= STATED TASK =
Rewrite all of the lines below with every instance of "delete-button" changed to "remove-button" and everything else left as it is. Leave the pictures out of your answer.

----------

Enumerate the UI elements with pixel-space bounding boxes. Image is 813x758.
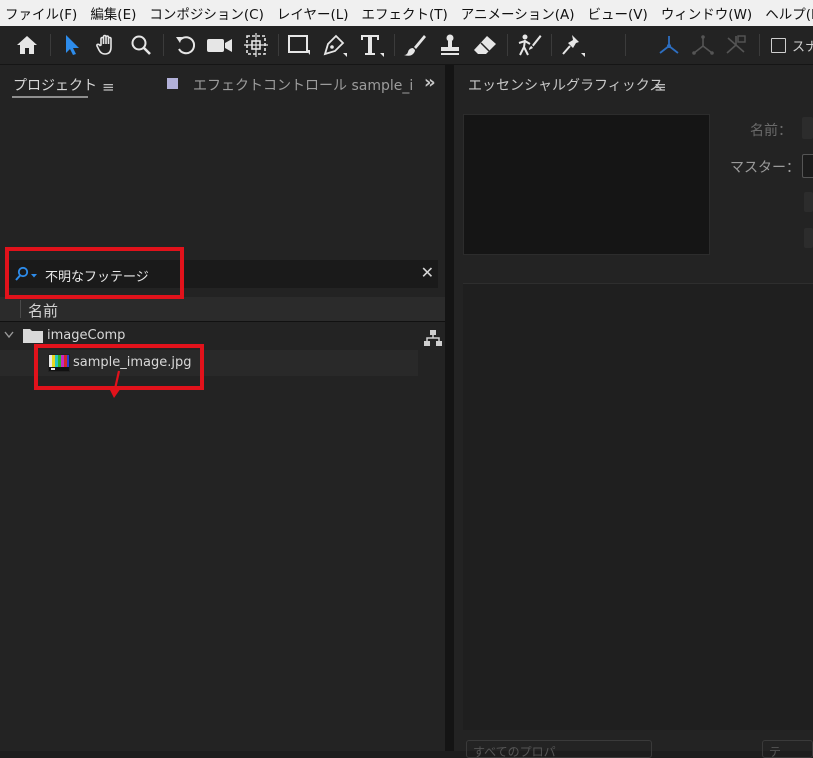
tab-project[interactable]: プロジェクト — [13, 75, 97, 95]
type-tool-icon[interactable] — [357, 31, 387, 59]
search-highlight-box — [5, 247, 184, 299]
name-column-header[interactable]: 名前 — [0, 297, 445, 322]
tab-essential-graphics[interactable]: エッセンシャルグラフィックス — [468, 75, 663, 95]
tab-project-underline — [12, 96, 88, 98]
all-properties-button[interactable]: すべてのプロパ — [466, 740, 652, 758]
master-field-label: マスター： — [730, 160, 800, 176]
panel-button-1[interactable] — [804, 192, 813, 212]
view-axis-icon[interactable] — [722, 31, 750, 59]
label-color-swatch-icon — [167, 78, 178, 89]
menu-window[interactable]: ウィンドウ(W) — [655, 3, 759, 23]
clear-search-icon[interactable]: ✕ — [421, 263, 434, 282]
project-panel-menu-icon[interactable]: ≡ — [102, 78, 115, 96]
name-field-label: 名前： — [750, 123, 792, 139]
folder-icon — [23, 329, 43, 343]
project-panel: プロジェクト ≡ エフェクトコントロール sample_i » 不明なフッテージ… — [0, 65, 445, 751]
snap-label: スナ — [792, 40, 813, 55]
menu-bar: ファイル(F) 編集(E) コンポジション(C) レイヤー(L) エフェクト(T… — [0, 0, 813, 26]
tab-overflow-icon[interactable]: » — [424, 72, 436, 93]
graphics-preview — [463, 114, 710, 255]
eraser-tool-icon[interactable] — [470, 31, 500, 59]
brush-tool-icon[interactable] — [401, 31, 429, 59]
panel-button-2[interactable] — [804, 228, 813, 248]
menu-file[interactable]: ファイル(F) — [0, 3, 84, 23]
world-axis-icon[interactable] — [689, 31, 717, 59]
selection-tool-icon[interactable] — [60, 31, 84, 59]
rotate-tool-icon[interactable] — [172, 31, 200, 59]
panel-divider[interactable] — [445, 65, 454, 751]
menu-effect[interactable]: エフェクト(T) — [356, 3, 455, 23]
flowchart-icon[interactable] — [423, 329, 443, 347]
hand-tool-icon[interactable] — [93, 31, 119, 59]
folder-name: imageComp — [47, 328, 126, 343]
name-column-label: 名前 — [28, 302, 59, 320]
menu-edit[interactable]: 編集(E) — [84, 3, 143, 23]
menu-animation[interactable]: アニメーション(A) — [455, 3, 582, 23]
clone-stamp-tool-icon[interactable] — [436, 31, 464, 59]
snap-checkbox[interactable] — [771, 38, 786, 53]
footer-right-button[interactable]: テ — [762, 740, 813, 758]
master-dropdown[interactable] — [802, 154, 813, 178]
essential-graphics-tabs: エッセンシャルグラフィックス ≡ — [454, 65, 813, 105]
tools-panel: スナ — [0, 26, 813, 65]
roto-brush-tool-icon[interactable] — [513, 31, 545, 59]
essential-graphics-panel: エッセンシャルグラフィックス ≡ 名前： マスター： すべてのプロパ テ — [454, 65, 813, 758]
pen-tool-icon[interactable] — [320, 31, 350, 59]
expand-chevron-icon[interactable] — [4, 331, 14, 339]
pan-behind-tool-icon[interactable] — [242, 31, 270, 59]
menu-composition[interactable]: コンポジション(C) — [143, 3, 270, 23]
essential-graphics-menu-icon[interactable]: ≡ — [654, 78, 667, 96]
menu-view[interactable]: ビュー(V) — [582, 3, 655, 23]
rectangle-tool-icon[interactable] — [285, 31, 313, 59]
zoom-tool-icon[interactable] — [128, 31, 154, 59]
project-panel-tabs: プロジェクト ≡ エフェクトコントロール sample_i » — [0, 65, 445, 105]
home-icon[interactable] — [14, 31, 40, 59]
tab-effect-controls[interactable]: エフェクトコントロール sample_i — [193, 75, 413, 95]
puppet-pin-tool-icon[interactable] — [558, 31, 588, 59]
properties-area — [463, 283, 813, 730]
menu-layer[interactable]: レイヤー(L) — [271, 3, 356, 23]
menu-help[interactable]: ヘルプ(H) — [759, 3, 813, 23]
local-axis-icon[interactable] — [655, 31, 683, 59]
name-field[interactable] — [802, 117, 813, 139]
camera-tool-icon[interactable] — [205, 31, 235, 59]
footage-highlight-box — [34, 344, 204, 390]
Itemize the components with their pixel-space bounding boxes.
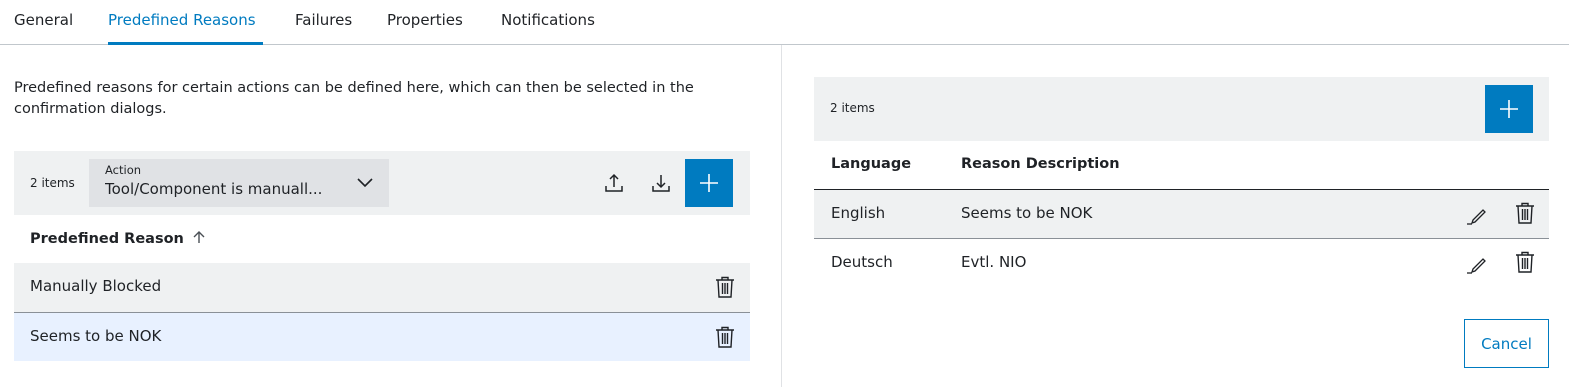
upload-icon (605, 173, 623, 192)
reasons-toolbar: 2 items Action Tool/Component is manuall… (14, 151, 750, 215)
add-icon (700, 174, 718, 192)
tab-predefined-reasons[interactable]: Predefined Reasons (108, 11, 256, 29)
table-row[interactable]: Manually Blocked (14, 263, 750, 312)
chevron-down-icon (357, 178, 373, 188)
add-translation-button[interactable] (1485, 85, 1533, 133)
language-cell: English (831, 204, 886, 222)
item-count: 2 items (830, 101, 875, 115)
column-header-language[interactable]: Language (831, 156, 911, 172)
column-header-predefined-reason[interactable]: Predefined Reason (30, 230, 206, 247)
tab-properties[interactable]: Properties (387, 11, 463, 29)
tab-notifications[interactable]: Notifications (501, 11, 595, 29)
delete-button[interactable] (1514, 250, 1536, 274)
add-icon (1500, 100, 1518, 118)
tab-failures[interactable]: Failures (295, 11, 352, 29)
trash-icon (716, 276, 734, 298)
edit-button[interactable] (1466, 204, 1488, 226)
upload-button[interactable] (596, 165, 632, 201)
delete-button[interactable] (714, 275, 736, 299)
action-select-label: Action (105, 163, 142, 177)
trash-icon (1516, 251, 1534, 273)
action-select[interactable]: Action Tool/Component is manuall... (89, 159, 389, 207)
reason-cell: Manually Blocked (30, 277, 162, 295)
table-row[interactable]: Seems to be NOK (14, 312, 750, 361)
tab-bar: General Predefined Reasons Failures Prop… (0, 0, 1569, 45)
arrow-up-icon[interactable] (192, 230, 206, 244)
download-icon (652, 175, 670, 192)
pencil-icon (1467, 258, 1486, 274)
reason-cell: Seems to be NOK (30, 327, 162, 345)
intro-text: Predefined reasons for certain actions c… (14, 80, 694, 117)
table-row[interactable]: Deutsch Evtl. NIO (814, 239, 1549, 288)
translations-toolbar: 2 items (814, 77, 1549, 141)
description-cell: Evtl. NIO (961, 253, 1027, 271)
cancel-button[interactable]: Cancel (1464, 319, 1549, 368)
action-select-value: Tool/Component is manuall... (105, 180, 323, 198)
trash-icon (716, 326, 734, 348)
trash-icon (1516, 202, 1534, 224)
download-button[interactable] (643, 165, 679, 201)
active-tab-indicator (108, 42, 263, 45)
description-cell: Seems to be NOK (961, 204, 1093, 222)
delete-button[interactable] (1514, 201, 1536, 225)
column-header-reason-description[interactable]: Reason Description (961, 156, 1120, 172)
table-row[interactable]: English Seems to be NOK (814, 190, 1549, 239)
delete-button[interactable] (714, 325, 736, 349)
edit-button[interactable] (1466, 253, 1488, 275)
item-count: 2 items (30, 176, 75, 190)
add-reason-button[interactable] (685, 159, 733, 207)
panel-divider (781, 45, 782, 387)
language-cell: Deutsch (831, 253, 893, 271)
pencil-icon (1467, 209, 1486, 225)
column-header-label: Predefined Reason (30, 231, 184, 247)
tab-general[interactable]: General (14, 11, 73, 29)
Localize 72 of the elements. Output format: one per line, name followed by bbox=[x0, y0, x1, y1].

----------

= FULL ANSWER =
Enumerate the UI elements with pixel-space bounding boxes. Image is 813x758.
tab-project[interactable]: プロジェクト — [13, 75, 97, 95]
type-tool-icon[interactable] — [357, 31, 387, 59]
search-highlight-box — [5, 247, 184, 299]
name-column-header[interactable]: 名前 — [0, 297, 445, 322]
tab-essential-graphics[interactable]: エッセンシャルグラフィックス — [468, 75, 663, 95]
tab-project-underline — [12, 96, 88, 98]
all-properties-button[interactable]: すべてのプロパ — [466, 740, 652, 758]
master-field-label: マスター： — [730, 160, 800, 176]
panel-button-1[interactable] — [804, 192, 813, 212]
view-axis-icon[interactable] — [722, 31, 750, 59]
label-color-swatch-icon — [167, 78, 178, 89]
menu-window[interactable]: ウィンドウ(W) — [655, 3, 759, 23]
clear-search-icon[interactable]: ✕ — [421, 263, 434, 282]
project-panel-menu-icon[interactable]: ≡ — [102, 78, 115, 96]
name-field-label: 名前： — [750, 123, 792, 139]
folder-icon — [23, 329, 43, 343]
project-panel: プロジェクト ≡ エフェクトコントロール sample_i » 不明なフッテージ… — [0, 65, 445, 751]
snap-label: スナ — [792, 40, 813, 55]
menu-bar: ファイル(F) 編集(E) コンポジション(C) レイヤー(L) エフェクト(T… — [0, 0, 813, 26]
tab-overflow-icon[interactable]: » — [424, 72, 436, 93]
graphics-preview — [463, 114, 710, 255]
eraser-tool-icon[interactable] — [470, 31, 500, 59]
brush-tool-icon[interactable] — [401, 31, 429, 59]
panel-button-2[interactable] — [804, 228, 813, 248]
menu-file[interactable]: ファイル(F) — [0, 3, 84, 23]
world-axis-icon[interactable] — [689, 31, 717, 59]
selection-tool-icon[interactable] — [60, 31, 84, 59]
rotate-tool-icon[interactable] — [172, 31, 200, 59]
panel-divider[interactable] — [445, 65, 454, 751]
menu-effect[interactable]: エフェクト(T) — [356, 3, 455, 23]
flowchart-icon[interactable] — [423, 329, 443, 347]
hand-tool-icon[interactable] — [93, 31, 119, 59]
folder-name: imageComp — [47, 328, 126, 343]
name-column-label: 名前 — [28, 302, 59, 320]
menu-edit[interactable]: 編集(E) — [84, 3, 143, 23]
menu-animation[interactable]: アニメーション(A) — [455, 3, 582, 23]
clone-stamp-tool-icon[interactable] — [436, 31, 464, 59]
snap-checkbox[interactable] — [771, 38, 786, 53]
footer-right-button[interactable]: テ — [762, 740, 813, 758]
master-dropdown[interactable] — [802, 154, 813, 178]
essential-graphics-tabs: エッセンシャルグラフィックス ≡ — [454, 65, 813, 105]
tools-panel: スナ — [0, 26, 813, 65]
roto-brush-tool-icon[interactable] — [513, 31, 545, 59]
essential-graphics-panel: エッセンシャルグラフィックス ≡ 名前： マスター： すべてのプロパ テ — [454, 65, 813, 758]
pen-tool-icon[interactable] — [320, 31, 350, 59]
expand-chevron-icon[interactable] — [4, 331, 14, 339]
pan-behind-tool-icon[interactable] — [242, 31, 270, 59]
menu-composition[interactable]: コンポジション(C) — [143, 3, 270, 23]
essential-graphics-menu-icon[interactable]: ≡ — [654, 78, 667, 96]
menu-view[interactable]: ビュー(V) — [582, 3, 655, 23]
rectangle-tool-icon[interactable] — [285, 31, 313, 59]
zoom-tool-icon[interactable] — [128, 31, 154, 59]
project-panel-tabs: プロジェクト ≡ エフェクトコントロール sample_i » — [0, 65, 445, 105]
home-icon[interactable] — [14, 31, 40, 59]
tab-effect-controls[interactable]: エフェクトコントロール sample_i — [193, 75, 413, 95]
puppet-pin-tool-icon[interactable] — [558, 31, 588, 59]
properties-area — [463, 283, 813, 730]
menu-layer[interactable]: レイヤー(L) — [271, 3, 356, 23]
menu-help[interactable]: ヘルプ(H) — [759, 3, 813, 23]
local-axis-icon[interactable] — [655, 31, 683, 59]
name-field[interactable] — [802, 117, 813, 139]
camera-tool-icon[interactable] — [205, 31, 235, 59]
footage-highlight-box — [34, 344, 204, 390]
Itemize the components with their pixel-space bounding boxes.
upload-icon (605, 173, 623, 192)
reasons-toolbar: 2 items Action Tool/Component is manuall… (14, 151, 750, 215)
add-icon (700, 174, 718, 192)
tab-predefined-reasons[interactable]: Predefined Reasons (108, 11, 256, 29)
table-row[interactable]: Manually Blocked (14, 263, 750, 312)
chevron-down-icon (357, 178, 373, 188)
add-translation-button[interactable] (1485, 85, 1533, 133)
language-cell: English (831, 204, 886, 222)
item-count: 2 items (830, 101, 875, 115)
column-header-language[interactable]: Language (831, 156, 911, 172)
column-header-predefined-reason[interactable]: Predefined Reason (30, 230, 206, 247)
tab-properties[interactable]: Properties (387, 11, 463, 29)
tab-notifications[interactable]: Notifications (501, 11, 595, 29)
remove-button[interactable] (1514, 250, 1536, 274)
add-icon (1500, 100, 1518, 118)
tab-failures[interactable]: Failures (295, 11, 352, 29)
trash-icon (716, 276, 734, 298)
edit-button[interactable] (1466, 204, 1488, 226)
upload-button[interactable] (596, 165, 632, 201)
remove-button[interactable] (714, 275, 736, 299)
action-select-label: Action (105, 163, 142, 177)
trash-icon (1516, 251, 1534, 273)
action-select[interactable]: Action Tool/Component is manuall... (89, 159, 389, 207)
reason-cell: Manually Blocked (30, 277, 162, 295)
table-row[interactable]: Seems to be NOK (14, 312, 750, 361)
tab-bar: General Predefined Reasons Failures Prop… (0, 0, 1569, 45)
arrow-up-icon[interactable] (192, 230, 206, 244)
download-icon (652, 175, 670, 192)
pencil-icon (1467, 258, 1486, 274)
reason-cell: Seems to be NOK (30, 327, 162, 345)
intro-text: Predefined reasons for certain actions c… (14, 80, 694, 117)
table-row[interactable]: Deutsch Evtl. NIO (814, 239, 1549, 288)
translations-toolbar: 2 items (814, 77, 1549, 141)
description-cell: Evtl. NIO (961, 253, 1027, 271)
cancel-button[interactable]: Cancel (1464, 319, 1549, 368)
action-select-value: Tool/Component is manuall... (105, 180, 323, 198)
trash-icon (716, 326, 734, 348)
trash-icon (1516, 202, 1534, 224)
download-button[interactable] (643, 165, 679, 201)
active-tab-indicator (108, 42, 263, 45)
description-cell: Seems to be NOK (961, 204, 1093, 222)
remove-button[interactable] (1514, 201, 1536, 225)
column-header-reason-description[interactable]: Reason Description (961, 156, 1120, 172)
table-row[interactable]: English Seems to be NOK (814, 190, 1549, 239)
remove-button[interactable] (714, 325, 736, 349)
edit-button[interactable] (1466, 253, 1488, 275)
item-count: 2 items (30, 176, 75, 190)
add-reason-button[interactable] (685, 159, 733, 207)
panel-divider (781, 45, 782, 387)
language-cell: Deutsch (831, 253, 893, 271)
pencil-icon (1467, 209, 1486, 225)
column-header-label: Predefined Reason (30, 231, 184, 247)
tab-general[interactable]: General (14, 11, 73, 29)
Localize 72 of the elements. Output format: one per line, name followed by bbox=[x0, y0, x1, y1].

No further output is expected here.